DATASET RECORDS:
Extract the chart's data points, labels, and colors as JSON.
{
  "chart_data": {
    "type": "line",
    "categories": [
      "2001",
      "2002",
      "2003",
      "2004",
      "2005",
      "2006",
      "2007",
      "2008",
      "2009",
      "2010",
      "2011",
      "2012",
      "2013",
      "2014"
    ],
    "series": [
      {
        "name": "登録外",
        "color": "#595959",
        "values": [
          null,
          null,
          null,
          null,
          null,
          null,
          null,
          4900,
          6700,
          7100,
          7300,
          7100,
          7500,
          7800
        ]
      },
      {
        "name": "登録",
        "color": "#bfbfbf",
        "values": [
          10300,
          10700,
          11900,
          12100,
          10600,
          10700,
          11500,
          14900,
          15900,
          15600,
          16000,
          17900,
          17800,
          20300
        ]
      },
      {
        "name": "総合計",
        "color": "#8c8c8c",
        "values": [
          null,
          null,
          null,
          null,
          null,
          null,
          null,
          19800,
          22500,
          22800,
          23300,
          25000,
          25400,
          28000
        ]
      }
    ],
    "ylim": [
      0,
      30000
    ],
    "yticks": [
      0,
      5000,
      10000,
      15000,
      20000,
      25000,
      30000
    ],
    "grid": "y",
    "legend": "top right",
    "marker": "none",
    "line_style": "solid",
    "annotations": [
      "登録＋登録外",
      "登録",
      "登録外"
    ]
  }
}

TASK STATEMENT: Reproduce all of the data exactly as given.

THE RESPONSE:
Extract the chart's data points, labels, and colors as JSON.
{
  "chart_data": {
    "type": "line",
    "categories": [
      "2001",
      "2002",
      "2003",
      "2004",
      "2005",
      "2006",
      "2007",
      "2008",
      "2009",
      "2010",
      "2011",
      "2012",
      "2013",
      "2014"
    ],
    "series": [
      {
        "name": "登録外",
        "color": "#595959",
        "values": [
          null,
          null,
          null,
          null,
          null,
          null,
          null,
          4900,
          6700,
          7100,
          7300,
          7100,
          7500,
          7800
        ]
      },
      {
        "name": "登録",
        "color": "#bfbfbf",
        "values": [
          10300,
          10700,
          11900,
          12100,
          10600,
          10700,
          11500,
          14900,
          15900,
          15600,
          16000,
          17900,
          17800,
          20300
        ]
      },
      {
        "name": "総合計",
        "color": "#8c8c8c",
        "values": [
          null,
          null,
          null,
          null,
          null,
          null,
          null,
          19800,
          22500,
          22800,
          23300,
          25000,
          25400,
          28000
        ]
      }
    ],
    "ylim": [
      0,
      30000
    ],
    "yticks": [
      0,
      5000,
      10000,
      15000,
      20000,
      25000,
      30000
    ],
    "grid": "y",
    "legend": "top right",
    "marker": "none",
    "line_style": "solid",
    "annotations": [
      "登録＋登録外",
      "登録",
      "登録外"
    ]
  }
}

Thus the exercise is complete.